*Given task*:
Please copy every line of the records below that holds the word "page".

*Records supplied*:
+++

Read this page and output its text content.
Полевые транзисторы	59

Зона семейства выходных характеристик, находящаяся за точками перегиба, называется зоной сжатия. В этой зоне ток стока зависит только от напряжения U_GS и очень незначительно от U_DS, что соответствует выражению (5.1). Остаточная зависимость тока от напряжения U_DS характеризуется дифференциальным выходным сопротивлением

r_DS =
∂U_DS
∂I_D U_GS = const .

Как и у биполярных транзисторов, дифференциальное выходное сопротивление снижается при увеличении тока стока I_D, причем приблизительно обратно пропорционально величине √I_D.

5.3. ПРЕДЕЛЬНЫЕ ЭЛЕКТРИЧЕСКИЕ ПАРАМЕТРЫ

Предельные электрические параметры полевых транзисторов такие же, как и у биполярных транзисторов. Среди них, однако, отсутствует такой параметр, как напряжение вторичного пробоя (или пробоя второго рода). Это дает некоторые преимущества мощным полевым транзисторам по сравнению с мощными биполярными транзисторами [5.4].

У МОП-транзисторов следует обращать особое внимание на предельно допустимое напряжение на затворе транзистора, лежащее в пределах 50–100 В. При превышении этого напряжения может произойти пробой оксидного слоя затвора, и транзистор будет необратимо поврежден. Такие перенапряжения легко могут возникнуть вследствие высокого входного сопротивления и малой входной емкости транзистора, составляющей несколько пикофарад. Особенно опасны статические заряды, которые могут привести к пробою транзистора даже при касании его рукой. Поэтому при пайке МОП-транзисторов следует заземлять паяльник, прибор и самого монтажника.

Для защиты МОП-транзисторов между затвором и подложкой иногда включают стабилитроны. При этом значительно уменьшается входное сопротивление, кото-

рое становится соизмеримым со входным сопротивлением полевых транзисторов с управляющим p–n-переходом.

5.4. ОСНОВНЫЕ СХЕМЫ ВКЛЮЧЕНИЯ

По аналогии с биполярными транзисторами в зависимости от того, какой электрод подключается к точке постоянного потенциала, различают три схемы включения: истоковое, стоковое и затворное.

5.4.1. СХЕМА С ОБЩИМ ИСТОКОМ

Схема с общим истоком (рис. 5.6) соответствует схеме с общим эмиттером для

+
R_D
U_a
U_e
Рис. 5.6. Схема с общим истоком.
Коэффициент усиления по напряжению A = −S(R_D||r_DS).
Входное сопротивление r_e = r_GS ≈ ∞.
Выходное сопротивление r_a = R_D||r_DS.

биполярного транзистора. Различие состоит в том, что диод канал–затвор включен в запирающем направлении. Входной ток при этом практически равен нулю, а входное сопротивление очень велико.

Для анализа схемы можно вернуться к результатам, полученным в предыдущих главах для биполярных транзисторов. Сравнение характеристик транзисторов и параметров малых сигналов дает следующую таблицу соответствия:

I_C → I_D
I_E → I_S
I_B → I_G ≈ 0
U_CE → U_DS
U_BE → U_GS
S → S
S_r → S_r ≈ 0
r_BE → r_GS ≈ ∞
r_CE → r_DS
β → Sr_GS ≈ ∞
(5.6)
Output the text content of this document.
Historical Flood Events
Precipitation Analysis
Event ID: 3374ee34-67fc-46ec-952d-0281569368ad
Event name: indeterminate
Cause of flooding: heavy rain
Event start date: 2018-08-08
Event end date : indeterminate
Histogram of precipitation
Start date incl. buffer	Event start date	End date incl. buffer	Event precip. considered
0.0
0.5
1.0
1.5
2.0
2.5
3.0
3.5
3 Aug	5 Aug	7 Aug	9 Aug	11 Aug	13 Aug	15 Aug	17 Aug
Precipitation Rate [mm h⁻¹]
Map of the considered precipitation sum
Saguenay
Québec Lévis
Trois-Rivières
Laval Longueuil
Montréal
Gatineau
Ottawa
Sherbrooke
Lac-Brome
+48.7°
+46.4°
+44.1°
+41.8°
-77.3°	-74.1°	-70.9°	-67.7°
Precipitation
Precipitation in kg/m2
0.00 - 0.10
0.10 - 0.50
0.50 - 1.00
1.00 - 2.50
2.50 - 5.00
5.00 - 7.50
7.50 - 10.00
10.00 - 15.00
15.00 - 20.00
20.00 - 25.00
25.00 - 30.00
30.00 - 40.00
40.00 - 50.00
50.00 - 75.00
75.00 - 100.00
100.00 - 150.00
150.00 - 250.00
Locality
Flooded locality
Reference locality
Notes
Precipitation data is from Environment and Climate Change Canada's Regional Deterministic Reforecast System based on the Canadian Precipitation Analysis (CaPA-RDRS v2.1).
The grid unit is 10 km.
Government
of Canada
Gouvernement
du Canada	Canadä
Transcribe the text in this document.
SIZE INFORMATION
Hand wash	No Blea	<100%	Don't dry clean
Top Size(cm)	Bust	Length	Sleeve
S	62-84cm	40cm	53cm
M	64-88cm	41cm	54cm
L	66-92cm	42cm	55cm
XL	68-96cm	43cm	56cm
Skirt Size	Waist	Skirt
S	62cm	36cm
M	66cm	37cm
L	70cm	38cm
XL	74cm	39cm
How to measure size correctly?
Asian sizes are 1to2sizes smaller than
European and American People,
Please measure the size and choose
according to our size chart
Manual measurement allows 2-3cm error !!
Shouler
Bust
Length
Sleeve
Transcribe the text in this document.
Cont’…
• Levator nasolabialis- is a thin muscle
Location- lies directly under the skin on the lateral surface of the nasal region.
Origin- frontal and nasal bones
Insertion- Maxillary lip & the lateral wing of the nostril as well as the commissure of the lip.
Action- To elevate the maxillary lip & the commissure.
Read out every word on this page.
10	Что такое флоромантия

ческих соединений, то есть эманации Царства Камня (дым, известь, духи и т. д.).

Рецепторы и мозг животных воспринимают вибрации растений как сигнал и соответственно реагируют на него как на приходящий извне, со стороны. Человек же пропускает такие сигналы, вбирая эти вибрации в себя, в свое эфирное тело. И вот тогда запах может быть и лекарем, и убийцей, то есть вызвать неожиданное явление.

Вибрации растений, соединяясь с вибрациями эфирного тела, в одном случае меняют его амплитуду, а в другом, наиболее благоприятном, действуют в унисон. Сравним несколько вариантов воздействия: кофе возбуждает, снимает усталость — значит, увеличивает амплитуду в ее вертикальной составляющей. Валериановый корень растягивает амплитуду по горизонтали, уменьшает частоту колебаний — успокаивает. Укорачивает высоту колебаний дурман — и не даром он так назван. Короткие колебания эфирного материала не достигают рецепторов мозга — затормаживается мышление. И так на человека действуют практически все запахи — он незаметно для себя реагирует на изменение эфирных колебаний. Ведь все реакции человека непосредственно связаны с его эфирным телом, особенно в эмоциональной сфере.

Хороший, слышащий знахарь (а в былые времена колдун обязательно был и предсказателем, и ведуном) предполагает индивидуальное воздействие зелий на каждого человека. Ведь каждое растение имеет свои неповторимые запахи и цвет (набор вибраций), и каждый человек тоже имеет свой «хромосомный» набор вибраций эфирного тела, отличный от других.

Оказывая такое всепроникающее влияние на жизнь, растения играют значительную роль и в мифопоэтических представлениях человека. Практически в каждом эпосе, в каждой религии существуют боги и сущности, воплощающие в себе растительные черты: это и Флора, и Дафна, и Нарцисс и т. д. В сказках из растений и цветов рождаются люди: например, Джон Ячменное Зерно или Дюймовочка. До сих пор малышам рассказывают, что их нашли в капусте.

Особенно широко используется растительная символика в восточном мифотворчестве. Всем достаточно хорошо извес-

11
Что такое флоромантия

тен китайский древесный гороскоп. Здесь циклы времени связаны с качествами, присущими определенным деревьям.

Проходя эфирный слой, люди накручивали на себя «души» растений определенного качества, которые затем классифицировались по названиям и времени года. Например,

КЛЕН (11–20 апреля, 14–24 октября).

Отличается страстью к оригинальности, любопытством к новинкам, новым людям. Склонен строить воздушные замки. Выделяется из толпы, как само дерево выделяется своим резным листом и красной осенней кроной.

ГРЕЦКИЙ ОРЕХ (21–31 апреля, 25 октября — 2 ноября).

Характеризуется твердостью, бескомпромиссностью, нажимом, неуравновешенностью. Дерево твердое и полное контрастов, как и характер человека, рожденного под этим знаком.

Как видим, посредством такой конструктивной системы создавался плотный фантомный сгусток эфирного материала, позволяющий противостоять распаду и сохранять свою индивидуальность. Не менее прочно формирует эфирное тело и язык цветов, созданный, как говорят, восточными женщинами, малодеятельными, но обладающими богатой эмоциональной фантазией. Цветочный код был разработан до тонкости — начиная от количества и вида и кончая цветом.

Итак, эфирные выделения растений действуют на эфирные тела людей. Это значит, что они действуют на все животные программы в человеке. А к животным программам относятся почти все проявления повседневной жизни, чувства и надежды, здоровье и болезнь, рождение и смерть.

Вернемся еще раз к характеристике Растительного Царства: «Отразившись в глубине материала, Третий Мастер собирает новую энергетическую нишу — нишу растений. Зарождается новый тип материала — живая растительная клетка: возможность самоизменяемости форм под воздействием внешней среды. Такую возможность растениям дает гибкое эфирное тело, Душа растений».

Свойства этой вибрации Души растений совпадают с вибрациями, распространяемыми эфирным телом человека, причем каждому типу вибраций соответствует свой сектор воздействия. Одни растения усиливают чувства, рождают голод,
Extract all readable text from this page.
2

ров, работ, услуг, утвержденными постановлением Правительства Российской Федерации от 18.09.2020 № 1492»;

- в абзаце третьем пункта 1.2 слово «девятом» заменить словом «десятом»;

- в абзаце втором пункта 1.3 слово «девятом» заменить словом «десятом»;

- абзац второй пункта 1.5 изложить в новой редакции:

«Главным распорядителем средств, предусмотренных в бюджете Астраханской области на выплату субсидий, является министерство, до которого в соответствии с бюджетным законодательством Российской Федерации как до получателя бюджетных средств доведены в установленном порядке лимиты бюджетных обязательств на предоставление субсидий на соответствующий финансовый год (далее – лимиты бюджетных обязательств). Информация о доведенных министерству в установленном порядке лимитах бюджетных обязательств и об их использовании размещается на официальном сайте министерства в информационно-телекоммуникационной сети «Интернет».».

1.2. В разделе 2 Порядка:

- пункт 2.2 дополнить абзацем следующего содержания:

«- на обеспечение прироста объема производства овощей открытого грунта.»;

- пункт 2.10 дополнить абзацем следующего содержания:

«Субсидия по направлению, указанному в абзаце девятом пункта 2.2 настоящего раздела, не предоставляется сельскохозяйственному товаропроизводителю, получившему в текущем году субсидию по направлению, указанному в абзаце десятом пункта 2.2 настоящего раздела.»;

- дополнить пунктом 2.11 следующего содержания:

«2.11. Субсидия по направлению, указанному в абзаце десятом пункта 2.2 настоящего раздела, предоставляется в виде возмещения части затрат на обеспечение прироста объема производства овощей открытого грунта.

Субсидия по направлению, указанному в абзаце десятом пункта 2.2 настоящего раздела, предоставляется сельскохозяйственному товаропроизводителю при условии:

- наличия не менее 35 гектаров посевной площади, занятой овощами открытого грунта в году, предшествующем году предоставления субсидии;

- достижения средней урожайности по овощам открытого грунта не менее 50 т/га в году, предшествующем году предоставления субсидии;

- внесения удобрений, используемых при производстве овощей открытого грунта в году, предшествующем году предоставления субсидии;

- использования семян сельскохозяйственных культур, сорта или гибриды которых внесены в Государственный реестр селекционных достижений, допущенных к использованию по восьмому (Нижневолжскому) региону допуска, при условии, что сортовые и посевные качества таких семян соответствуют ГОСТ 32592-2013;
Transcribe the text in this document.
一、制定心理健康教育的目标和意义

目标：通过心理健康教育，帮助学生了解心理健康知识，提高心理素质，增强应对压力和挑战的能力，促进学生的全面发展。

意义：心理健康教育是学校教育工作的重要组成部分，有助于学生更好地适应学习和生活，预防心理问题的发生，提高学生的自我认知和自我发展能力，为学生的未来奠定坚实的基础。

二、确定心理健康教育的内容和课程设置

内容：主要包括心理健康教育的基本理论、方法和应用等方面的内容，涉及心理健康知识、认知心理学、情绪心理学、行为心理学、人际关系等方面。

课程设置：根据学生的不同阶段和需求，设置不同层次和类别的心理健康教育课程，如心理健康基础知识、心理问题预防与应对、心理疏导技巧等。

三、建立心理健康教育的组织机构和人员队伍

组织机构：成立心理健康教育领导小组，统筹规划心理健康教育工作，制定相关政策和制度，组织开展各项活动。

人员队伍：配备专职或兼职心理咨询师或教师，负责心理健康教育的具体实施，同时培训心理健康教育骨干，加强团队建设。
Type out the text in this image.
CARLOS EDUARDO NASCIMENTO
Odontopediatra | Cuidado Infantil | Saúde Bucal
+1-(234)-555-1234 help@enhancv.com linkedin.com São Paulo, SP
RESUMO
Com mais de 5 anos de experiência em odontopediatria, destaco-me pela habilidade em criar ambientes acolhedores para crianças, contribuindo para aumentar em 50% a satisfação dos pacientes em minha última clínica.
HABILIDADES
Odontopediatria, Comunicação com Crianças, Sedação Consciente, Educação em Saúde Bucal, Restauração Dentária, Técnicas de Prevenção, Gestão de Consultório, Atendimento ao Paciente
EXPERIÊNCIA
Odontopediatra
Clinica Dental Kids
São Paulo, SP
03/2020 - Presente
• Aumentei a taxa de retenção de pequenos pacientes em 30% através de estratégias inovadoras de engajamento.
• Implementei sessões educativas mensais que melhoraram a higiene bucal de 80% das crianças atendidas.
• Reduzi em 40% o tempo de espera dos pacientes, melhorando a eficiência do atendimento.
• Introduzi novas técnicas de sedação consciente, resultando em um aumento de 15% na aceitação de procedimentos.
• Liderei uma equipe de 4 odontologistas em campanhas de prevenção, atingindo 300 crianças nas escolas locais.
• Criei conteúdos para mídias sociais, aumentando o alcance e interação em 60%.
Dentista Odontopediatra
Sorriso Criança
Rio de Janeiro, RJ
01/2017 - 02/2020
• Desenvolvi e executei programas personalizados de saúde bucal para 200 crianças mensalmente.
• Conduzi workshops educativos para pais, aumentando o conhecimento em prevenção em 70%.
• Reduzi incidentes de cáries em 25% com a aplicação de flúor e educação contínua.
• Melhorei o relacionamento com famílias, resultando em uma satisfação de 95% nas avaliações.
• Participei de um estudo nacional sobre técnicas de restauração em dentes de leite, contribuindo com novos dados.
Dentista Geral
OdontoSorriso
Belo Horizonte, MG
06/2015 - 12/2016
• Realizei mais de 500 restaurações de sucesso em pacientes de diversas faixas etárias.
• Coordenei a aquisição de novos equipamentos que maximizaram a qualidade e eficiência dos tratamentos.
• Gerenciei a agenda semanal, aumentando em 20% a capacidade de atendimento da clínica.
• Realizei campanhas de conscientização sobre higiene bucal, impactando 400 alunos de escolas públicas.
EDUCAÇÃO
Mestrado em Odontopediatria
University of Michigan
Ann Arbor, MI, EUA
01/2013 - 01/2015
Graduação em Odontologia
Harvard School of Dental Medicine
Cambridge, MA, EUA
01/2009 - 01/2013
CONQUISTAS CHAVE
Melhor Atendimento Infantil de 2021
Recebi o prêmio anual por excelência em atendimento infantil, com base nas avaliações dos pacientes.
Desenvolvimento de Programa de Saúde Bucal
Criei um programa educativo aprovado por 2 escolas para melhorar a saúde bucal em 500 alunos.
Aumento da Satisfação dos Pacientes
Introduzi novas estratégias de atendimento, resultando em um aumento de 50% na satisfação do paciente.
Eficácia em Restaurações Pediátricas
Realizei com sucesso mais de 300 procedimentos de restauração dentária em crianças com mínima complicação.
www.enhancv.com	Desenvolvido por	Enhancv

+++

*The answer*:
Read this page and output its text content.
Read out every word on this page.
Extract all readable text from this page.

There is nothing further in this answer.